-- WORK TO COMPLETE --
Please transcribe the data below exactly. Leave the pictures out.

Extracted data entries
□ □ □

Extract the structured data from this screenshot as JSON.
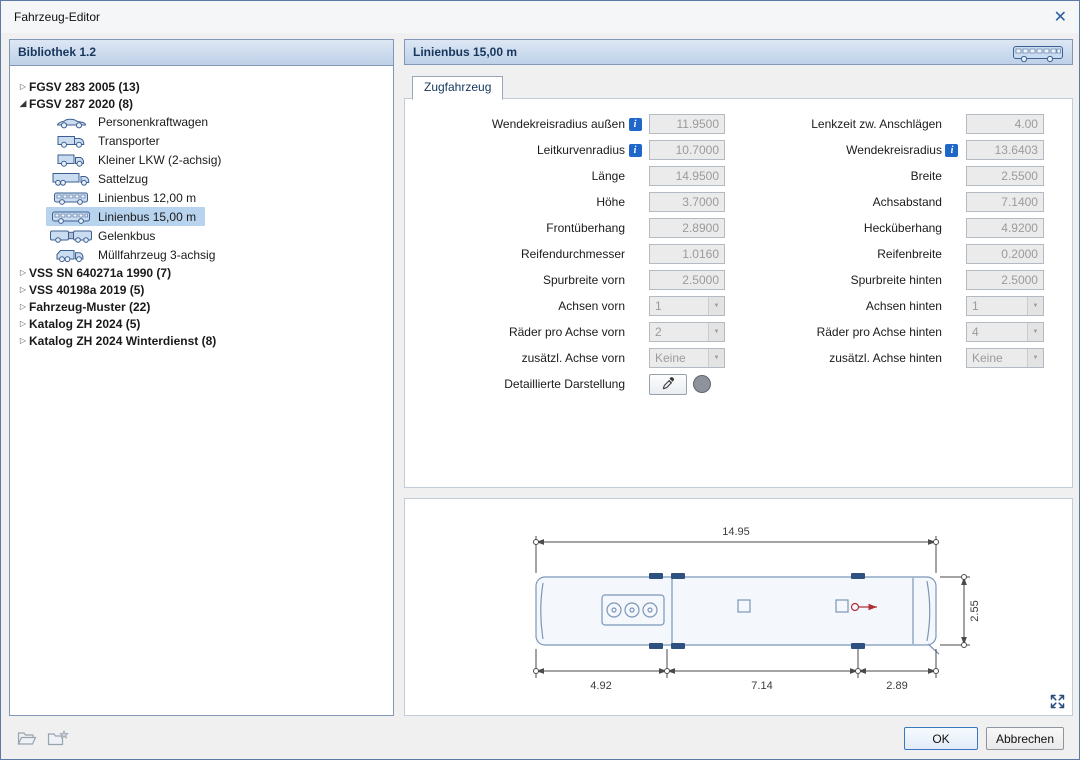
{
  "window": {
    "title": "Fahrzeug-Editor"
  },
  "icons": {
    "collapsed": "▷",
    "expanded": "◢",
    "dropdown": "▼",
    "close": "✕",
    "info": "i"
  },
  "colors": {
    "panel_header_top": "#dde7f4",
    "panel_header_bottom": "#bed1e8",
    "panel_border": "#8296b5",
    "selection": "#b8d3ee",
    "info_icon_blue": "#1f67c9",
    "marker_red": "#b23038"
  },
  "library": {
    "header": "Bibliothek 1.2",
    "tree": [
      {
        "label": "FGSV 283 2005 (13)"
      },
      {
        "label": "FGSV 287 2020 (8)"
      },
      {
        "label": "Personenkraftwagen"
      },
      {
        "label": "Transporter"
      },
      {
        "label": "Kleiner LKW (2-achsig)"
      },
      {
        "label": "Sattelzug"
      },
      {
        "label": "Linienbus 12,00 m"
      },
      {
        "label": "Linienbus 15,00 m"
      },
      {
        "label": "Gelenkbus"
      },
      {
        "label": "Müllfahrzeug 3-achsig"
      },
      {
        "label": "VSS SN 640271a 1990 (7)"
      },
      {
        "label": "VSS 40198a 2019 (5)"
      },
      {
        "label": "Fahrzeug-Muster (22)"
      },
      {
        "label": "Katalog ZH 2024 (5)"
      },
      {
        "label": "Katalog ZH 2024 Winterdienst (8)"
      }
    ]
  },
  "editor": {
    "header": "Linienbus 15,00 m",
    "tab": "Zugfahrzeug"
  },
  "form": {
    "left": [
      {
        "label": "Wendekreisradius außen",
        "value": "11.9500"
      },
      {
        "label": "Leitkurvenradius",
        "value": "10.7000"
      },
      {
        "label": "Länge",
        "value": "14.9500"
      },
      {
        "label": "Höhe",
        "value": "3.7000"
      },
      {
        "label": "Frontüberhang",
        "value": "2.8900"
      },
      {
        "label": "Reifendurchmesser",
        "value": "1.0160"
      },
      {
        "label": "Spurbreite vorn",
        "value": "2.5000"
      },
      {
        "label": "Achsen vorn",
        "value": "1"
      },
      {
        "label": "Räder pro Achse vorn",
        "value": "2"
      },
      {
        "label": "zusätzl. Achse vorn",
        "value": "Keine"
      },
      {
        "label": "Detaillierte Darstellung"
      }
    ],
    "right": [
      {
        "label": "Lenkzeit zw. Anschlägen",
        "value": "4.00"
      },
      {
        "label": "Wendekreisradius",
        "value": "13.6403"
      },
      {
        "label": "Breite",
        "value": "2.5500"
      },
      {
        "label": "Achsabstand",
        "value": "7.1400"
      },
      {
        "label": "Hecküberhang",
        "value": "4.9200"
      },
      {
        "label": "Reifenbreite",
        "value": "0.2000"
      },
      {
        "label": "Spurbreite hinten",
        "value": "2.5000"
      },
      {
        "label": "Achsen hinten",
        "value": "1"
      },
      {
        "label": "Räder pro Achse hinten",
        "value": "4"
      },
      {
        "label": "zusätzl. Achse hinten",
        "value": "Keine"
      }
    ]
  },
  "diagram": {
    "total_length": "14.95",
    "rear_overhang": "4.92",
    "wheelbase": "7.14",
    "front_overhang": "2.89",
    "width": "2.55"
  },
  "footer": {
    "ok": "OK",
    "cancel": "Abbrechen"
  }
}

□ □ □

-- EXERCISE OUTPUT --
Extract the structured data from this screenshot as JSON.
{
  "window": {
    "title": "Fahrzeug-Editor"
  },
  "icons": {
    "collapsed": "▷",
    "expanded": "◢",
    "dropdown": "▼",
    "close": "✕",
    "info": "i"
  },
  "colors": {
    "panel_header_top": "#dde7f4",
    "panel_header_bottom": "#bed1e8",
    "panel_border": "#8296b5",
    "selection": "#b8d3ee",
    "info_icon_blue": "#1f67c9",
    "marker_red": "#b23038"
  },
  "library": {
    "header": "Bibliothek 1.2",
    "tree": [
      {
        "label": "FGSV 283 2005 (13)"
      },
      {
        "label": "FGSV 287 2020 (8)"
      },
      {
        "label": "Personenkraftwagen"
      },
      {
        "label": "Transporter"
      },
      {
        "label": "Kleiner LKW (2-achsig)"
      },
      {
        "label": "Sattelzug"
      },
      {
        "label": "Linienbus 12,00 m"
      },
      {
        "label": "Linienbus 15,00 m"
      },
      {
        "label": "Gelenkbus"
      },
      {
        "label": "Müllfahrzeug 3-achsig"
      },
      {
        "label": "VSS SN 640271a 1990 (7)"
      },
      {
        "label": "VSS 40198a 2019 (5)"
      },
      {
        "label": "Fahrzeug-Muster (22)"
      },
      {
        "label": "Katalog ZH 2024 (5)"
      },
      {
        "label": "Katalog ZH 2024 Winterdienst (8)"
      }
    ]
  },
  "editor": {
    "header": "Linienbus 15,00 m",
    "tab": "Zugfahrzeug"
  },
  "form": {
    "left": [
      {
        "label": "Wendekreisradius außen",
        "value": "11.9500"
      },
      {
        "label": "Leitkurvenradius",
        "value": "10.7000"
      },
      {
        "label": "Länge",
        "value": "14.9500"
      },
      {
        "label": "Höhe",
        "value": "3.7000"
      },
      {
        "label": "Frontüberhang",
        "value": "2.8900"
      },
      {
        "label": "Reifendurchmesser",
        "value": "1.0160"
      },
      {
        "label": "Spurbreite vorn",
        "value": "2.5000"
      },
      {
        "label": "Achsen vorn",
        "value": "1"
      },
      {
        "label": "Räder pro Achse vorn",
        "value": "2"
      },
      {
        "label": "zusätzl. Achse vorn",
        "value": "Keine"
      },
      {
        "label": "Detaillierte Darstellung"
      }
    ],
    "right": [
      {
        "label": "Lenkzeit zw. Anschlägen",
        "value": "4.00"
      },
      {
        "label": "Wendekreisradius",
        "value": "13.6403"
      },
      {
        "label": "Breite",
        "value": "2.5500"
      },
      {
        "label": "Achsabstand",
        "value": "7.1400"
      },
      {
        "label": "Hecküberhang",
        "value": "4.9200"
      },
      {
        "label": "Reifenbreite",
        "value": "0.2000"
      },
      {
        "label": "Spurbreite hinten",
        "value": "2.5000"
      },
      {
        "label": "Achsen hinten",
        "value": "1"
      },
      {
        "label": "Räder pro Achse hinten",
        "value": "4"
      },
      {
        "label": "zusätzl. Achse hinten",
        "value": "Keine"
      }
    ]
  },
  "diagram": {
    "total_length": "14.95",
    "rear_overhang": "4.92",
    "wheelbase": "7.14",
    "front_overhang": "2.89",
    "width": "2.55"
  },
  "footer": {
    "ok": "OK",
    "cancel": "Abbrechen"
  }
}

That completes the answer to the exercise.